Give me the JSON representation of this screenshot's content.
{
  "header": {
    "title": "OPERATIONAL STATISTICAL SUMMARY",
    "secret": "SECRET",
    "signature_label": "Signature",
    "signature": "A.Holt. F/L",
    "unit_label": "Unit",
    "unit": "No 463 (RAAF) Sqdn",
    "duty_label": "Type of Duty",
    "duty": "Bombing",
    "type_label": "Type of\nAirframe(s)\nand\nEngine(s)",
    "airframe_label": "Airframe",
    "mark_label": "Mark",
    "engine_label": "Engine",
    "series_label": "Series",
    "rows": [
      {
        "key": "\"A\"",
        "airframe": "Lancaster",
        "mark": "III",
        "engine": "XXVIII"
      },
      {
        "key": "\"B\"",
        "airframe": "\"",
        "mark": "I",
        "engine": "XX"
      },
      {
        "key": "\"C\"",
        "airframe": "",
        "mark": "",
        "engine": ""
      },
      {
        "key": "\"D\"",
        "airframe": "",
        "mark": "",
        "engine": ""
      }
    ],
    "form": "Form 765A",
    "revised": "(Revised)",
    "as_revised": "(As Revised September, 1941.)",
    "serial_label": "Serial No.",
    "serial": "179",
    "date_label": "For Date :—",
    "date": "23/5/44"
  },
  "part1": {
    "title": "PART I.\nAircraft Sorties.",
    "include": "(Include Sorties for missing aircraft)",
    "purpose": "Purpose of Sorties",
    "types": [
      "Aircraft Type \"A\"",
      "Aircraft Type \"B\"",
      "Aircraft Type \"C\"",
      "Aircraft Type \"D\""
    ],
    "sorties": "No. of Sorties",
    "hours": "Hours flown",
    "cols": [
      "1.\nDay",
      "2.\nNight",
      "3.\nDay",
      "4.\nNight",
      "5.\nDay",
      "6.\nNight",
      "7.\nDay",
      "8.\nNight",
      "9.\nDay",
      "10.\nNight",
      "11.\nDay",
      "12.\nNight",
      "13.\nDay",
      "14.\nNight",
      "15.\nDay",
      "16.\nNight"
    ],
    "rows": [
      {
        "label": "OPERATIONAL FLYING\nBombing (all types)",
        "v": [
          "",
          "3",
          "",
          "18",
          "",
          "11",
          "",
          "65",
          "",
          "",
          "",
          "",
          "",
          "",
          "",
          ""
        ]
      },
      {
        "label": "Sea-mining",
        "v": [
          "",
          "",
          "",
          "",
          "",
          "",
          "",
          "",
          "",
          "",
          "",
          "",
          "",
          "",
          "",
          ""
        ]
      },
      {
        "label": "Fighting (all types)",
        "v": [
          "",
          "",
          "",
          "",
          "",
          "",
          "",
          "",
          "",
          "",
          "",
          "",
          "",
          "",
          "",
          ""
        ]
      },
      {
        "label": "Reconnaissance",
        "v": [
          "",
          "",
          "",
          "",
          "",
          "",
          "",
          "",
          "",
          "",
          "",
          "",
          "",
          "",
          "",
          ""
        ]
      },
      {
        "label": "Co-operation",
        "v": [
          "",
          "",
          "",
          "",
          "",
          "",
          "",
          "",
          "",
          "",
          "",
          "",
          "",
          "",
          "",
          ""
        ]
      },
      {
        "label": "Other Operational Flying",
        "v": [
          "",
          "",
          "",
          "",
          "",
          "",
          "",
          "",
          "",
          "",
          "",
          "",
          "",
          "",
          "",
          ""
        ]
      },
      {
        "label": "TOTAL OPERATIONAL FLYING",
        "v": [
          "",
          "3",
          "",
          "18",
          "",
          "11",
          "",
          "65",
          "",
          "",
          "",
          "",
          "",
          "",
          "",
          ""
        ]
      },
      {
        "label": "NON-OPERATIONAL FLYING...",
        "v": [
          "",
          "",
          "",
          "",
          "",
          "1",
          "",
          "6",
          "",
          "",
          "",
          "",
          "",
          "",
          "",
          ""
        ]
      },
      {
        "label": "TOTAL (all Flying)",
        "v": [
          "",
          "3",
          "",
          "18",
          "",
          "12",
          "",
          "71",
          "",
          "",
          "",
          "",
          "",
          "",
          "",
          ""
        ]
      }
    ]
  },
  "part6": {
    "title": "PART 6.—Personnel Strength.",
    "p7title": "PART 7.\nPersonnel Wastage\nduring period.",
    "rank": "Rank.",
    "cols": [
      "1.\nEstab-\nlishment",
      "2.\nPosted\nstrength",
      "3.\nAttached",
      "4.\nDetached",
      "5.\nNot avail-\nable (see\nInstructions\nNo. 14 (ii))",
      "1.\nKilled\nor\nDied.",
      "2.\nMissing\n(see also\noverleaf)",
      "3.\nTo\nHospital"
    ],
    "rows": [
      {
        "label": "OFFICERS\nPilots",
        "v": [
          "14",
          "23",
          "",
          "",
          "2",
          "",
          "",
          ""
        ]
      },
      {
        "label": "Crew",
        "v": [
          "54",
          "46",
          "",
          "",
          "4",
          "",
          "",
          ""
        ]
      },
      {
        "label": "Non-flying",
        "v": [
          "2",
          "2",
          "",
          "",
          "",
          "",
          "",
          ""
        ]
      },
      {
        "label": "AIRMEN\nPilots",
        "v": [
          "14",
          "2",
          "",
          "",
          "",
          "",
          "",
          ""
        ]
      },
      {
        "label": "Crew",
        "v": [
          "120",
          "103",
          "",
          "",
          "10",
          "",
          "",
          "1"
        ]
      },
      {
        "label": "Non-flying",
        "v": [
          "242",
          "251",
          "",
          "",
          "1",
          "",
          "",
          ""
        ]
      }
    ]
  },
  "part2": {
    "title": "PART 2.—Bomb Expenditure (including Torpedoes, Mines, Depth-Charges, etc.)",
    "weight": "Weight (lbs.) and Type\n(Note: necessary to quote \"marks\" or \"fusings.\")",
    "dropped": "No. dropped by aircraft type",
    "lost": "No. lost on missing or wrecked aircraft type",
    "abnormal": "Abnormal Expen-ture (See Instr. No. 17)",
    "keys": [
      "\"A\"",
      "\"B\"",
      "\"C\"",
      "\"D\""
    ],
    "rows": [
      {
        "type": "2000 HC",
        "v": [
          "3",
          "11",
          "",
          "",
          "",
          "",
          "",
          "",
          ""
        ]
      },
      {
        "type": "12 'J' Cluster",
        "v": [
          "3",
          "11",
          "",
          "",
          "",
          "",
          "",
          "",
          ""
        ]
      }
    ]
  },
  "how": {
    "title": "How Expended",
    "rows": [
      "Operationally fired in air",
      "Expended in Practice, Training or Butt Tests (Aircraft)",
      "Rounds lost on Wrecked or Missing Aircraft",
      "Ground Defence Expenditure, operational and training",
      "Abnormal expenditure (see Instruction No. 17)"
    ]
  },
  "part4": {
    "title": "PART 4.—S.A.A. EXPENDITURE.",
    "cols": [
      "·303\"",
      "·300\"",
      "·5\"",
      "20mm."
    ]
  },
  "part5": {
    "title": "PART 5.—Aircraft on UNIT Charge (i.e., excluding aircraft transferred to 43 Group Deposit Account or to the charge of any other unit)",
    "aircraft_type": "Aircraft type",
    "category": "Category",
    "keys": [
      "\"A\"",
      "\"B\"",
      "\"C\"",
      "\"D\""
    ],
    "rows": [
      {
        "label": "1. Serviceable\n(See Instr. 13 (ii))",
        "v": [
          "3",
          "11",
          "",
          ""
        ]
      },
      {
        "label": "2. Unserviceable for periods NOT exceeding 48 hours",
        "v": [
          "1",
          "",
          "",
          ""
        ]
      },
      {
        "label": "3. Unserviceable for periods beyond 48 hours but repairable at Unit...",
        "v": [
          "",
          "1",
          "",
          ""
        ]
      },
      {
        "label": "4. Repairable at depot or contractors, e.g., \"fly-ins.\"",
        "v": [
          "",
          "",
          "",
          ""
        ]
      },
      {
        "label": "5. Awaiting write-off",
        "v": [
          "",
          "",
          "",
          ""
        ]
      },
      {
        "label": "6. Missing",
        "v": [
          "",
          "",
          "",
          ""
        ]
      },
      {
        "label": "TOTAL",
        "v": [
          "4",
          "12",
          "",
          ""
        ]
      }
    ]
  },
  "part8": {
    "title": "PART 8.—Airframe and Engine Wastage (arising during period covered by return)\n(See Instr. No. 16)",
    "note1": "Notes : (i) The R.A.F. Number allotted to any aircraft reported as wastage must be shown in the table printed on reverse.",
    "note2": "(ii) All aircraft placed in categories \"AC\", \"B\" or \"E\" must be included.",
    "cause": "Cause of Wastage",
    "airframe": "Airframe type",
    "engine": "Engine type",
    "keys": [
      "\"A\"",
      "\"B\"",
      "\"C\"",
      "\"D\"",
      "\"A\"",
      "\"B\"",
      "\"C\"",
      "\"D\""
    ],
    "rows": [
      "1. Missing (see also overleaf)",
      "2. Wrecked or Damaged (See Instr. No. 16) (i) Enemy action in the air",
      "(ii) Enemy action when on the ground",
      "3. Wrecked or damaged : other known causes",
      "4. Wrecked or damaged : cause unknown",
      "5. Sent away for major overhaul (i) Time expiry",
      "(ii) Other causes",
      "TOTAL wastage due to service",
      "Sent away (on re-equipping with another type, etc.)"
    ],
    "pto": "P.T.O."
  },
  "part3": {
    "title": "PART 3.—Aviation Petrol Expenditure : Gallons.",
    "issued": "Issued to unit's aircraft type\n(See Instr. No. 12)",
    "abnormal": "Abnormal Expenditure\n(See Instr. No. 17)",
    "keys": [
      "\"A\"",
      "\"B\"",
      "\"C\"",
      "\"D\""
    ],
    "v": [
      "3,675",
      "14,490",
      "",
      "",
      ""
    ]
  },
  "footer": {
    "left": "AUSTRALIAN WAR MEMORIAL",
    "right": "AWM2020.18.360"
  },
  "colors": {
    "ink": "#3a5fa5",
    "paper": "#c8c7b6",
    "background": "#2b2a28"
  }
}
□ □ □ □ □
Pull out all lines from the listing that contain the string "Revised".

    "revised": "(Revised)",
    "as_revised": "(As Revised September, 1941.)",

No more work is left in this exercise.